EXCERPTED PASSAGE:
= Beginning of Section =

Just thought I’d chime in:

I have an odd setup that I wish I could 100%. The last bit I cannot implement is Truenas on native aarch64.

I have a Mac Studio I got for a good price with 96GB of RAM. I run OPNsense on aarch64 (built be a community user) and have a thunderbolt-attached SFP+ cage so I can directly connect to AT&T’s fiber. OPNsense is running in a VM, and is acting as the core router/gateway for my home network.

I then have another thunderbolt-to-SFP+ cage connected with a DAC cable to a 10GB switch. I could have done something trunked, but I connected the Mac Studio’s existing 10GB Ethernet to the switch that distributes for my home network. I can remote into the Mac Studio to restart the router VM, etc.

I still run an x86_64 Asustor 6407T NAS with TrueNAS on it. I wish I could move this to the Mac Studio as a VM, and connect it as a guest (on the network). I can’t because UTM does not yet support USB 3.2 Gen 2. I have an 8 x SATA cage that is USB 3.2 Gen 2 and it provides just enough bandwidth to get decent performance across a raidz1 like this.

I can successfully run TrueNAS x86_64, the stock image, in UTM as a VM on an arch64 host with great performance, but because UTM doesn’t support USB 3.2 Gen 2 I cannot connect my SATA cage.

If it were native arch64 the USB 3.2 support would be there (I gander).

PS: I run Podman Desktop off native Mac OS (the host), and from there I host ollama, open webui, and comfyui in containers.

I really with TrueNAS gave aarch64 a shot… the Mac Studio is attractive for its performance per watt. Way overpowered, but I’m loving this otherwise.

AFAIK, connecting data drives via USB is highly discouraged by truenas.

Running TrueNAS in a type 2 hypervisor for production is highly advised against.

As for the router, do as you please, but I wouldn’t want an essential piece of my network infrastructure to run vitualised on a desktop machine which can crash, be switched off, or reboot for reasons unrelated to update OPNsense itself.

= End of Section =

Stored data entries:
= Beginning of Section =

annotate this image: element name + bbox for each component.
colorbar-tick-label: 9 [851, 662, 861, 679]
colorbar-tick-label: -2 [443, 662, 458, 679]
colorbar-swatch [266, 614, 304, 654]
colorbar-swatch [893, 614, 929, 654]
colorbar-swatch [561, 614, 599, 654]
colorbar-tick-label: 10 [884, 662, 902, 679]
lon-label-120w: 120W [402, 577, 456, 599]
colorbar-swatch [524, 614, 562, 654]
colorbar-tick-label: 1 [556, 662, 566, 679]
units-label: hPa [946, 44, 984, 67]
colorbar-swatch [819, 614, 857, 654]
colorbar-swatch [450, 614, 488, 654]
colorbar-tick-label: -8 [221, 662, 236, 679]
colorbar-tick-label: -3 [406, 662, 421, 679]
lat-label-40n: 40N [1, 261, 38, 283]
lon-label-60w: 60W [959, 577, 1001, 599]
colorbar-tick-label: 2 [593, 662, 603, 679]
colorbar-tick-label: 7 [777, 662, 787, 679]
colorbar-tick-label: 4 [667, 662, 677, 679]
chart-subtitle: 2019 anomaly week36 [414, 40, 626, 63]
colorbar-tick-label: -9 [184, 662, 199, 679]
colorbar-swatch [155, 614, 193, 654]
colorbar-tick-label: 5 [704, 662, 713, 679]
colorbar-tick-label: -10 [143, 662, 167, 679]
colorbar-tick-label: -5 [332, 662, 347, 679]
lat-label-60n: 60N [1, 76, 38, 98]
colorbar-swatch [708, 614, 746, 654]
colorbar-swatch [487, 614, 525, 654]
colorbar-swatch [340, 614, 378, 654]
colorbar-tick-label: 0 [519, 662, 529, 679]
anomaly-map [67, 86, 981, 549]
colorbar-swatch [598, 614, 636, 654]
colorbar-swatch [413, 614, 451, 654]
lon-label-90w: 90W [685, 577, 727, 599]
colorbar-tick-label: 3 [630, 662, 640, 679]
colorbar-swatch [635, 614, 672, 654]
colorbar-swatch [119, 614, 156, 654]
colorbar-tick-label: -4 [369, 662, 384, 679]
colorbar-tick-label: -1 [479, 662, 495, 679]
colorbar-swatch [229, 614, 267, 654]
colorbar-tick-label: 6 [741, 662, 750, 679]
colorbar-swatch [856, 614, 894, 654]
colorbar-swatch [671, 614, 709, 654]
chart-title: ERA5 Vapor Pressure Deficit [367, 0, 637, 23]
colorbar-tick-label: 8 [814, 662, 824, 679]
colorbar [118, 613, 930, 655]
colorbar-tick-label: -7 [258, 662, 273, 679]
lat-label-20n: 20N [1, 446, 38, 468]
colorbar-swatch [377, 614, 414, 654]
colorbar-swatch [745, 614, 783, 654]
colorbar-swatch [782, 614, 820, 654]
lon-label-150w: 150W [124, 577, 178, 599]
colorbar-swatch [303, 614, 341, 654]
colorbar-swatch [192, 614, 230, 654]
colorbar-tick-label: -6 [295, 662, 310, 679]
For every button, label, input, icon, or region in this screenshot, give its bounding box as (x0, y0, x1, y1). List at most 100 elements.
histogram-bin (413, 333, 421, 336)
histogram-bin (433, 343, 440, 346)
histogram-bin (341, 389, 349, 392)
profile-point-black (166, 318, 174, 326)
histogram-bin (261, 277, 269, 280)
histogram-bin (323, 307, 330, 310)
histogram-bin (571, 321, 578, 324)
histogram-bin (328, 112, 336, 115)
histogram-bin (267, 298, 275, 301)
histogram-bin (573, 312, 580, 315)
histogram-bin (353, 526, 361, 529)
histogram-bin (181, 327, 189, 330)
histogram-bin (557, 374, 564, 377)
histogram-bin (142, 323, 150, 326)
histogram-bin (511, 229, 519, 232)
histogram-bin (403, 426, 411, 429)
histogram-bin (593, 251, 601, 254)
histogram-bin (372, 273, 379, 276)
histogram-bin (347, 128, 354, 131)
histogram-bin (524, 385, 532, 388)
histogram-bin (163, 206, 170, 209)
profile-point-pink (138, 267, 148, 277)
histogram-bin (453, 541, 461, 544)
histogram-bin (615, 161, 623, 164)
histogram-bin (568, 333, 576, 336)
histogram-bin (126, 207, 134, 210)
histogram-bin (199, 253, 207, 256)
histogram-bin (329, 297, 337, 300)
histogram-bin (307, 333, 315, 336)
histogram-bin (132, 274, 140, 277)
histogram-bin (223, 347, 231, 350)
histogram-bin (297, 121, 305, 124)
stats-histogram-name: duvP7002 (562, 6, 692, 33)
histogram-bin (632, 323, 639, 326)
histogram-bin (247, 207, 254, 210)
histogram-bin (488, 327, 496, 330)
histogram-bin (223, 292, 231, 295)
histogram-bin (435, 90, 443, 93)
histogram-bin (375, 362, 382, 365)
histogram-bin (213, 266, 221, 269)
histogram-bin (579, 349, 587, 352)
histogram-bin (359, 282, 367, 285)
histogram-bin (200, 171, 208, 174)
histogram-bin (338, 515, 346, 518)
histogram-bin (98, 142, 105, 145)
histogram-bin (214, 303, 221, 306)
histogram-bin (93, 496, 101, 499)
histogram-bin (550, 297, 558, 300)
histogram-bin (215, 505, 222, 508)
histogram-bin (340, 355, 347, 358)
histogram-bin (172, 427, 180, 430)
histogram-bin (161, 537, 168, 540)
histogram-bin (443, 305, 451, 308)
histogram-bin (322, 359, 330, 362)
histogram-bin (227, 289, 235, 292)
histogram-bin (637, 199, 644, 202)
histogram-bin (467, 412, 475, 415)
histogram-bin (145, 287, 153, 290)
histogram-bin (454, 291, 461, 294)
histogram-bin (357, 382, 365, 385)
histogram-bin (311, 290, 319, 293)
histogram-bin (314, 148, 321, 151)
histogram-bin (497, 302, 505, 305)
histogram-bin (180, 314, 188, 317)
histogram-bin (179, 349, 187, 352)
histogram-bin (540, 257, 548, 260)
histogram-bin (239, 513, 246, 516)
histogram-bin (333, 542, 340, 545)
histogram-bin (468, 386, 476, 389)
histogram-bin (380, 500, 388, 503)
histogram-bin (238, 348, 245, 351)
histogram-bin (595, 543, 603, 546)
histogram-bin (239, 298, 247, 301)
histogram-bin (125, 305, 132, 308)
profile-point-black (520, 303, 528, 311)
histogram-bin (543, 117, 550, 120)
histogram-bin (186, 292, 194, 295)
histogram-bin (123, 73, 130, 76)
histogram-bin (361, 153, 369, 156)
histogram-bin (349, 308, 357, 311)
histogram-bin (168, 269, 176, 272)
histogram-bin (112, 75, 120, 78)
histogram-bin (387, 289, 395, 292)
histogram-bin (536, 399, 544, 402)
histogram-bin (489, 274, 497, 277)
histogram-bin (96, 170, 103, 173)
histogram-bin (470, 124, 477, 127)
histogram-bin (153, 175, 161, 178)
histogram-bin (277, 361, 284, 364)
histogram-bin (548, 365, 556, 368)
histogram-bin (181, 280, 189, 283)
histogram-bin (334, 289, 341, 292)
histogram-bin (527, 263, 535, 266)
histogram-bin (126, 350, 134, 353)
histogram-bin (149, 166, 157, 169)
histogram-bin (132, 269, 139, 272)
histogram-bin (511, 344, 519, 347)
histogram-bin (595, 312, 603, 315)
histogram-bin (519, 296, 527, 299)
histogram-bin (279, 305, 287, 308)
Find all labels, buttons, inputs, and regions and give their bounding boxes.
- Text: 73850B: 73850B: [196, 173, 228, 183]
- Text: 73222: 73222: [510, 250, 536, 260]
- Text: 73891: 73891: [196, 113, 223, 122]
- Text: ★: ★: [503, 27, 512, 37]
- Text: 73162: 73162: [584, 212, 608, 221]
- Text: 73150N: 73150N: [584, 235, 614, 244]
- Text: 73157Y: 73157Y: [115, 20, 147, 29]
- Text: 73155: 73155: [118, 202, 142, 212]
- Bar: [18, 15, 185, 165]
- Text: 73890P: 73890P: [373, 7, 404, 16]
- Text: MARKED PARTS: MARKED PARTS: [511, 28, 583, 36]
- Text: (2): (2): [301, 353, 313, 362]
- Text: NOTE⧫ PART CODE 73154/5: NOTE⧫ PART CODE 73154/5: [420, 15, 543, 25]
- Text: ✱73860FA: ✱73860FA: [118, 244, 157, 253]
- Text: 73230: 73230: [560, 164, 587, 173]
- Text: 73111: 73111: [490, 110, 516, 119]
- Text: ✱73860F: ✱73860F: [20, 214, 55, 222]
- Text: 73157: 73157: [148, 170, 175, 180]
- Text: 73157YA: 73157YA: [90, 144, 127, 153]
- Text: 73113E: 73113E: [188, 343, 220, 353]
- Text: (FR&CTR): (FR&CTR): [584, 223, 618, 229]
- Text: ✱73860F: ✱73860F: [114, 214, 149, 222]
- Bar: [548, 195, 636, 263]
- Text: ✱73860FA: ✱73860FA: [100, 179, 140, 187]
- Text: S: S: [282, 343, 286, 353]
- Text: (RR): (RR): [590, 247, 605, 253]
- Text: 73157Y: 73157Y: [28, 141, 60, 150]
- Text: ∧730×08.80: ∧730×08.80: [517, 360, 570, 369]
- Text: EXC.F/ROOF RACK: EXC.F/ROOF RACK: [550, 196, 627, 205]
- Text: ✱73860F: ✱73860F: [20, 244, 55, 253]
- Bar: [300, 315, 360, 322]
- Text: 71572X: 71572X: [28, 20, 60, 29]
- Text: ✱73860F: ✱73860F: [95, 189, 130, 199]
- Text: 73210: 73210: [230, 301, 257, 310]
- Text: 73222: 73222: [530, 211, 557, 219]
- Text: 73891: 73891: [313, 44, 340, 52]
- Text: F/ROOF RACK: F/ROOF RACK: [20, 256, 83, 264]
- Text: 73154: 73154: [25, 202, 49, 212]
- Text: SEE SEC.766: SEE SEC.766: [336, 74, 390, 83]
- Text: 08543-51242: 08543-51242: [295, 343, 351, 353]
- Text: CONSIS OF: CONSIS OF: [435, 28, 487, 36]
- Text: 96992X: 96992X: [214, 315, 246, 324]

= End of Section =

CHECK YOUR UNDERSTANDING:
1. In the post about running TrueNAS on a Mac Studio, which applications does the writer host in containers?
2. According to the post about running TrueNAS on a Mac Studio, how much RAM does the Mac Studio have?
3. From the post about running TrueNAS on a Mac Studio, reproduce everything from "I can successfully" down to "there (I gander).".

SOLUTIONS PER TASK:
1.
- ollama
- open webui
- comfyui

2. 96GB

3.
I can successfully run TrueNAS x86_64, the stock image, in UTM as a VM on an arch64 host with great performance, but because UTM doesn’t support USB 3.2 Gen 2 I cannot connect my SATA cage.

If it were native arch64 the USB 3.2 support would be there (I gander).